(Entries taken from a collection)
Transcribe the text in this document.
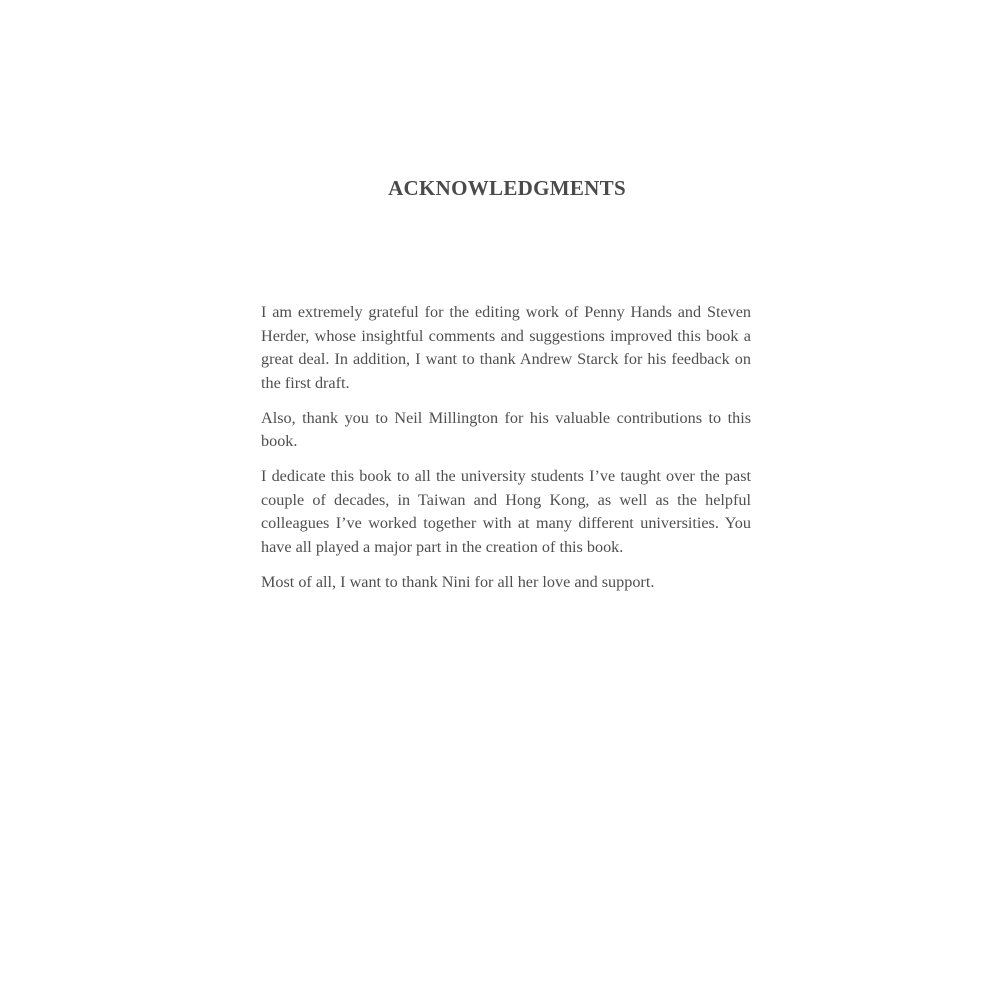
ACKNOWLEDGMENTS

I am extremely grateful for the editing work of Penny Hands and Steven Herder, whose insightful comments and suggestions improved this book a great deal. In addition, I want to thank Andrew Starck for his feedback on the first draft.

Also, thank you to Neil Millington for his valuable contributions to this book.

I dedicate this book to all the university students I’ve taught over the past couple of decades, in Taiwan and Hong Kong, as well as the helpful colleagues I’ve worked together with at many different universities. You have all played a major part in the creation of this book.

Most of all, I want to thank Nini for all her love and support.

# TASK REQUIREMENTS
Pictures are excluded; repeat every record exactly.

# ANSWER TO THIS PROBLEM
Transcribe the text in this document.
ACKNOWLEDGMENTS

I am extremely grateful for the editing work of Penny Hands and Steven Herder, whose insightful comments and suggestions improved this book a great deal. In addition, I want to thank Andrew Starck for his feedback on the first draft.

Also, thank you to Neil Millington for his valuable contributions to this book.

I dedicate this book to all the university students I’ve taught over the past couple of decades, in Taiwan and Hong Kong, as well as the helpful colleagues I’ve worked together with at many different universities. You have all played a major part in the creation of this book.

Most of all, I want to thank Nini for all her love and support.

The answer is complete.